GOAL OF THE EXERCISE
Each line containing the word "Summands" should be found and copied.

DATA FOR PROCESSING
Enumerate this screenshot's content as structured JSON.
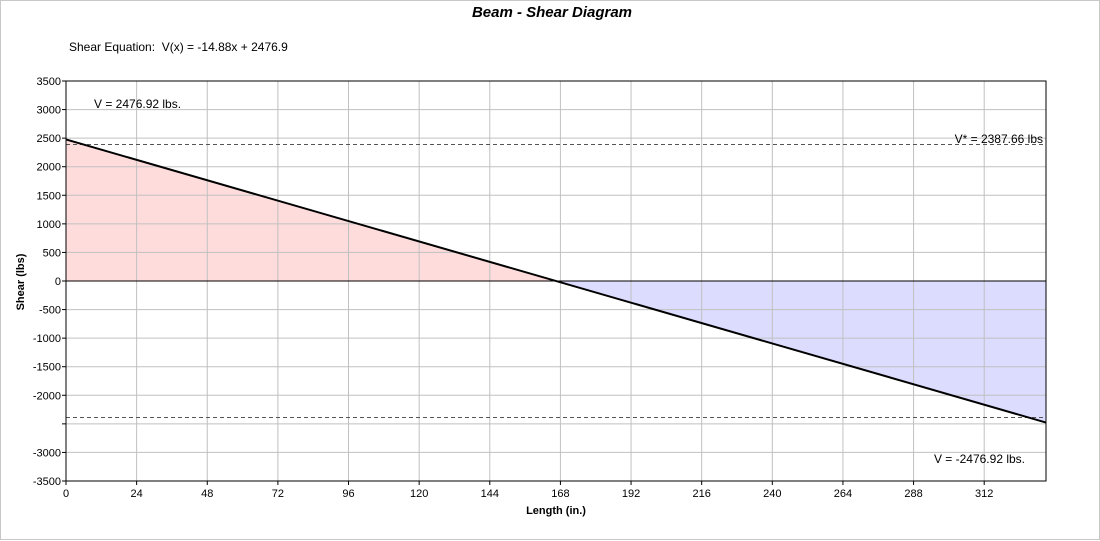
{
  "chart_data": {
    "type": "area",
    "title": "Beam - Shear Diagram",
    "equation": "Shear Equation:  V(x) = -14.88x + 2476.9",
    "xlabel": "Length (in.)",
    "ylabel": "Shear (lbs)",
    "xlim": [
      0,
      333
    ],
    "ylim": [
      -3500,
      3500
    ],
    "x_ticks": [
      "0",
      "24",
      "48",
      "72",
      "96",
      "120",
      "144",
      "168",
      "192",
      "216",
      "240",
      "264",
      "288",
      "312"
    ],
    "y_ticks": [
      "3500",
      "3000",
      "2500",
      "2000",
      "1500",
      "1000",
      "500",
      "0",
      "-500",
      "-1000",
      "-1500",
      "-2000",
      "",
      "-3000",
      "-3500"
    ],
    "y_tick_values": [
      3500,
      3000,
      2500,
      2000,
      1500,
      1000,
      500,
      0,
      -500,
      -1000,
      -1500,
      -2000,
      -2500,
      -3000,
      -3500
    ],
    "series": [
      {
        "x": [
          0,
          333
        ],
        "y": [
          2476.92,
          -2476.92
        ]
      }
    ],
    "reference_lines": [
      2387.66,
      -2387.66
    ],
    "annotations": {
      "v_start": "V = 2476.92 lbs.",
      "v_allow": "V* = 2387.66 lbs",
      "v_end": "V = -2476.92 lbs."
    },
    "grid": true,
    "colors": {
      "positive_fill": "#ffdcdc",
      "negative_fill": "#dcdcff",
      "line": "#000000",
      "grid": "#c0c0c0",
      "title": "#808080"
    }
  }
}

==

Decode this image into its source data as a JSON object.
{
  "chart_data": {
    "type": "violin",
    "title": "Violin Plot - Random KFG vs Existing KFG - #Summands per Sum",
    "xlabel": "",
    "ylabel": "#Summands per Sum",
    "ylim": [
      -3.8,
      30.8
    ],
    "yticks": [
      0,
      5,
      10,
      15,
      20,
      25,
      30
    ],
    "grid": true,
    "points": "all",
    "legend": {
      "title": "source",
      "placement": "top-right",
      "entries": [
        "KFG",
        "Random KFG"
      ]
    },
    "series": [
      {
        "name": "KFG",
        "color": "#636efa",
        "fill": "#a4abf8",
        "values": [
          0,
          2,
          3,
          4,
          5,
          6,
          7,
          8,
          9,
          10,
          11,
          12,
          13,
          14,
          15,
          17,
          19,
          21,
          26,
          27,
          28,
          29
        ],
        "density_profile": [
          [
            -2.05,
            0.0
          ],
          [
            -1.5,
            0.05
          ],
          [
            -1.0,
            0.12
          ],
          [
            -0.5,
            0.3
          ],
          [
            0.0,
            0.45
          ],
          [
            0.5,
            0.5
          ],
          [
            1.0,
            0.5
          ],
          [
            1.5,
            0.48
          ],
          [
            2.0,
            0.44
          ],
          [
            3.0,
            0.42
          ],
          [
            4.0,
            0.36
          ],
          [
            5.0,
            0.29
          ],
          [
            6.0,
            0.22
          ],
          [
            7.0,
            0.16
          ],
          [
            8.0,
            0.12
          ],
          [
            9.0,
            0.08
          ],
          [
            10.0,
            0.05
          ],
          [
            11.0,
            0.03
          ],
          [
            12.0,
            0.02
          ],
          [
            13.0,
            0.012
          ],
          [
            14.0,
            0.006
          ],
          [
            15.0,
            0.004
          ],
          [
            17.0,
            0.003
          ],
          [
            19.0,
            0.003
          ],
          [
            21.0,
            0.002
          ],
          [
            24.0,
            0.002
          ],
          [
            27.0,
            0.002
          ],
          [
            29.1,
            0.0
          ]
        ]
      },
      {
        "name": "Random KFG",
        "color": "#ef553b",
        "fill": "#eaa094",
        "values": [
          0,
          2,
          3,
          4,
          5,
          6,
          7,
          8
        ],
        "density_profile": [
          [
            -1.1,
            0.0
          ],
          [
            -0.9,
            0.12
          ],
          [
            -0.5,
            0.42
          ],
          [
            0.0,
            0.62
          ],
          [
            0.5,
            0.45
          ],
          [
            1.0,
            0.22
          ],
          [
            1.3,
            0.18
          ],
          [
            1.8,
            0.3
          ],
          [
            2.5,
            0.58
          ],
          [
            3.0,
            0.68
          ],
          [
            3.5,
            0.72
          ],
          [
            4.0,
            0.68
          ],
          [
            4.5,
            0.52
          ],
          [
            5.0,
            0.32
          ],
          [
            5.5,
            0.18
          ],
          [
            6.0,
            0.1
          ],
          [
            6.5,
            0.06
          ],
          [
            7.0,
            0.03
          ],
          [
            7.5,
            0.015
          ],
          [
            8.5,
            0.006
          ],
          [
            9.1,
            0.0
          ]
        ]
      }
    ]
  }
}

TASK ANSWER
    "title": "Violin Plot - Random KFG vs Existing KFG - #Summands per Sum",
    "ylabel": "#Summands per Sum",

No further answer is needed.